What is needed: Output every entry exactly as written.

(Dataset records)
····················

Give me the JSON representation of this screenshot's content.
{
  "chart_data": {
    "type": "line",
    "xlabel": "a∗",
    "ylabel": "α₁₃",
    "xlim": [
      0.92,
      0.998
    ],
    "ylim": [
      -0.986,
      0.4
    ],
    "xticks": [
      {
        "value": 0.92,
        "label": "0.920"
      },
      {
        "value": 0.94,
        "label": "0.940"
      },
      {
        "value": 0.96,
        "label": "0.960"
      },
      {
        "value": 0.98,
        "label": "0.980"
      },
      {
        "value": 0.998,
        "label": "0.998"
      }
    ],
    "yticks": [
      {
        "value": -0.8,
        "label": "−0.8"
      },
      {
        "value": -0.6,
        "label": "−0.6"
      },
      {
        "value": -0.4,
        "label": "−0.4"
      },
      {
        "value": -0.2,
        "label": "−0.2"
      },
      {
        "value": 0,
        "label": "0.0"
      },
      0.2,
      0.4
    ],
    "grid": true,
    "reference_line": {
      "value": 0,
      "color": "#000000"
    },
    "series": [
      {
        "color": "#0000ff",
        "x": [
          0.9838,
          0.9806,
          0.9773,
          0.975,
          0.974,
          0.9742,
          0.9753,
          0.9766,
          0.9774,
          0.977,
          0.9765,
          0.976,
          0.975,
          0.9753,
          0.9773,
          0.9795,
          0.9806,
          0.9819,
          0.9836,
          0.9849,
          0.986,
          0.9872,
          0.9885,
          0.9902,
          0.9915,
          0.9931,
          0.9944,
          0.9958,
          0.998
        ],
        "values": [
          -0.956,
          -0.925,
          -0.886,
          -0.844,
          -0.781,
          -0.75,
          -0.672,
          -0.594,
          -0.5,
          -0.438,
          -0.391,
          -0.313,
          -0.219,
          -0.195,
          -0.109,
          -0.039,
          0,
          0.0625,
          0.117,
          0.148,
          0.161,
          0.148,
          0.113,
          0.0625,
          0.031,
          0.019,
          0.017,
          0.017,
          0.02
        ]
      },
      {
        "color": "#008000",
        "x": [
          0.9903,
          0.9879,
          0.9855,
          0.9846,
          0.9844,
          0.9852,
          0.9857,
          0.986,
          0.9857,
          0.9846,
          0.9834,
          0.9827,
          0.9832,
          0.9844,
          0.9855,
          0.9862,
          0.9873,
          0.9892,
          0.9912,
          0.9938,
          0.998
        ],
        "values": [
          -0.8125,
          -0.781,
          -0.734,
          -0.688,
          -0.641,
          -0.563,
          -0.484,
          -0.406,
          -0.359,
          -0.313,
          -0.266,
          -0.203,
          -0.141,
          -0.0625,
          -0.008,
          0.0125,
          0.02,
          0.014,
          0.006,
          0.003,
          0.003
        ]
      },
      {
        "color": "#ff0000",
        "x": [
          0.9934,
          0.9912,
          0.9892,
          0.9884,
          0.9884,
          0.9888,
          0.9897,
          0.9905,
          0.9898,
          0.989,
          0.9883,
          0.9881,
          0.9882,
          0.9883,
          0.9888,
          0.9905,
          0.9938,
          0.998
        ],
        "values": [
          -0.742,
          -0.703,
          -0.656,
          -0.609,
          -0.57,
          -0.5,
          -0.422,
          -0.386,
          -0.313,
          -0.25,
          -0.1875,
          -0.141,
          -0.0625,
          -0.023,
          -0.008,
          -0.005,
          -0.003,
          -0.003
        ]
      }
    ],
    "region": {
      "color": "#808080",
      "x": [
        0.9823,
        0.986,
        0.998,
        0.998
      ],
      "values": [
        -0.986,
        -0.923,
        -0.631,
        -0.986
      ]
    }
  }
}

····················

Problem solution:
Give me the JSON representation of this screenshot's content.
{
  "chart_data": {
    "type": "line",
    "xlabel": "a∗",
    "ylabel": "α₁₃",
    "xlim": [
      0.92,
      0.998
    ],
    "ylim": [
      -0.986,
      0.4
    ],
    "xticks": [
      {
        "value": 0.92,
        "label": "0.920"
      },
      {
        "value": 0.94,
        "label": "0.940"
      },
      {
        "value": 0.96,
        "label": "0.960"
      },
      {
        "value": 0.98,
        "label": "0.980"
      },
      {
        "value": 0.998,
        "label": "0.998"
      }
    ],
    "yticks": [
      {
        "value": -0.8,
        "label": "−0.8"
      },
      {
        "value": -0.6,
        "label": "−0.6"
      },
      {
        "value": -0.4,
        "label": "−0.4"
      },
      {
        "value": -0.2,
        "label": "−0.2"
      },
      {
        "value": 0,
        "label": "0.0"
      },
      0.2,
      0.4
    ],
    "grid": true,
    "reference_line": {
      "value": 0,
      "color": "#000000"
    },
    "series": [
      {
        "color": "#0000ff",
        "x": [
          0.9838,
          0.9806,
          0.9773,
          0.975,
          0.974,
          0.9742,
          0.9753,
          0.9766,
          0.9774,
          0.977,
          0.9765,
          0.976,
          0.975,
          0.9753,
          0.9773,
          0.9795,
          0.9806,
          0.9819,
          0.9836,
          0.9849,
          0.986,
          0.9872,
          0.9885,
          0.9902,
          0.9915,
          0.9931,
          0.9944,
          0.9958,
          0.998
        ],
        "values": [
          -0.956,
          -0.925,
          -0.886,
          -0.844,
          -0.781,
          -0.75,
          -0.672,
          -0.594,
          -0.5,
          -0.438,
          -0.391,
          -0.313,
          -0.219,
          -0.195,
          -0.109,
          -0.039,
          0,
          0.0625,
          0.117,
          0.148,
          0.161,
          0.148,
          0.113,
          0.0625,
          0.031,
          0.019,
          0.017,
          0.017,
          0.02
        ]
      },
      {
        "color": "#008000",
        "x": [
          0.9903,
          0.9879,
          0.9855,
          0.9846,
          0.9844,
          0.9852,
          0.9857,
          0.986,
          0.9857,
          0.9846,
          0.9834,
          0.9827,
          0.9832,
          0.9844,
          0.9855,
          0.9862,
          0.9873,
          0.9892,
          0.9912,
          0.9938,
          0.998
        ],
        "values": [
          -0.8125,
          -0.781,
          -0.734,
          -0.688,
          -0.641,
          -0.563,
          -0.484,
          -0.406,
          -0.359,
          -0.313,
          -0.266,
          -0.203,
          -0.141,
          -0.0625,
          -0.008,
          0.0125,
          0.02,
          0.014,
          0.006,
          0.003,
          0.003
        ]
      },
      {
        "color": "#ff0000",
        "x": [
          0.9934,
          0.9912,
          0.9892,
          0.9884,
          0.9884,
          0.9888,
          0.9897,
          0.9905,
          0.9898,
          0.989,
          0.9883,
          0.9881,
          0.9882,
          0.9883,
          0.9888,
          0.9905,
          0.9938,
          0.998
        ],
        "values": [
          -0.742,
          -0.703,
          -0.656,
          -0.609,
          -0.57,
          -0.5,
          -0.422,
          -0.386,
          -0.313,
          -0.25,
          -0.1875,
          -0.141,
          -0.0625,
          -0.023,
          -0.008,
          -0.005,
          -0.003,
          -0.003
        ]
      }
    ],
    "region": {
      "color": "#808080",
      "x": [
        0.9823,
        0.986,
        0.998,
        0.998
      ],
      "values": [
        -0.986,
        -0.923,
        -0.631,
        -0.986
      ]
    }
  }
}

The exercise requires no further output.